- _Goal_
In the entries below, count every line with the string "this". State the count and nothing else.

....

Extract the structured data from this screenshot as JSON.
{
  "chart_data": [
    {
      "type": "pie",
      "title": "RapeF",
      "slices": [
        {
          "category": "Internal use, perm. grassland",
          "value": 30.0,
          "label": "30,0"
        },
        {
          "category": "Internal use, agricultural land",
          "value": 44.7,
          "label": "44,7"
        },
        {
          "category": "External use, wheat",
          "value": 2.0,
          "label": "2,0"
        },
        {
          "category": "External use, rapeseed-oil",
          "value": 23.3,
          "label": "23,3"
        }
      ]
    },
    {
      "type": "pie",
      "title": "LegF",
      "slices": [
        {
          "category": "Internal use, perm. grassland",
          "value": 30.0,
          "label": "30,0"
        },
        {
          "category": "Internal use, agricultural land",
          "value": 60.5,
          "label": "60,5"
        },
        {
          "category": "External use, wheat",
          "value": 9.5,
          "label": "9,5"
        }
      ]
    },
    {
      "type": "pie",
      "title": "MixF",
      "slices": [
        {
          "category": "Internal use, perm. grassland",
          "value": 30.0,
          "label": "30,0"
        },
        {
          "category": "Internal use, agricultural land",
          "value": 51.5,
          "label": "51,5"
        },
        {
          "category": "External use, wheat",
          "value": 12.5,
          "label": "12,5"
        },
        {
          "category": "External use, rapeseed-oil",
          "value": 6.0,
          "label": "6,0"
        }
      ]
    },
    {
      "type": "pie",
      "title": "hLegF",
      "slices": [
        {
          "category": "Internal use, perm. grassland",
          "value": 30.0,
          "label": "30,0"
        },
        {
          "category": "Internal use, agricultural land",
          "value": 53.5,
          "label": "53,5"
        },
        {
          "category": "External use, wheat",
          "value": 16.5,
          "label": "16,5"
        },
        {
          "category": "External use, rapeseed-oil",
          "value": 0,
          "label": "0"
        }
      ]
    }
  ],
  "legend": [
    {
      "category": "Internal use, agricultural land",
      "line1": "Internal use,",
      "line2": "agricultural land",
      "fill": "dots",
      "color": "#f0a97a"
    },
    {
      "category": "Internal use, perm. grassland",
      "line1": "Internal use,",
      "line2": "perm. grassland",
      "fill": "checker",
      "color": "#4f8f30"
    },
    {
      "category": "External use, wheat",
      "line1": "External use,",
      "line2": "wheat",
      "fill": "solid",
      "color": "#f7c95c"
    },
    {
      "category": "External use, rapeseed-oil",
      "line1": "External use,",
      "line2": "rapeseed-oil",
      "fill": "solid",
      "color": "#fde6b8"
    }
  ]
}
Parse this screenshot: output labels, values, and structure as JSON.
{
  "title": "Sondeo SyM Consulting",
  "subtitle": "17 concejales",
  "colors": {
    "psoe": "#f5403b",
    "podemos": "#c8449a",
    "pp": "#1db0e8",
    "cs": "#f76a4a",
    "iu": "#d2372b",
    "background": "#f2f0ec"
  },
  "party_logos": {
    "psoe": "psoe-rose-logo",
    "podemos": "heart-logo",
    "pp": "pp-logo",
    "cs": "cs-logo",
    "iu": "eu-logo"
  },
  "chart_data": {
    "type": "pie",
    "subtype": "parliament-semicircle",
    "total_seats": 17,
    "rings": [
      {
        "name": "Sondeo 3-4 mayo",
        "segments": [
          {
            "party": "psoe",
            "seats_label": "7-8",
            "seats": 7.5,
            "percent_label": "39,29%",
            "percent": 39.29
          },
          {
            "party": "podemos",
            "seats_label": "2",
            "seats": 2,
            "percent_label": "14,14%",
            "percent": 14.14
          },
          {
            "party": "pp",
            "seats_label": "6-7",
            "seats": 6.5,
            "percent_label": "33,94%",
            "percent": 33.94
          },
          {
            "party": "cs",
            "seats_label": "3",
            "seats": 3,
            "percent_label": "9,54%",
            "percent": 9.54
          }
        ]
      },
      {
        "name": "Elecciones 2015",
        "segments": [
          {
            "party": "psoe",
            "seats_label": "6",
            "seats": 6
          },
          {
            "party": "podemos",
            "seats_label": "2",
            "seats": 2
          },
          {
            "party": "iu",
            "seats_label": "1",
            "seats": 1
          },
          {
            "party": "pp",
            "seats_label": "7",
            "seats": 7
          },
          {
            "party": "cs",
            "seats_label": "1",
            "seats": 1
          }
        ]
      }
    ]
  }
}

....

- _Task answer_
2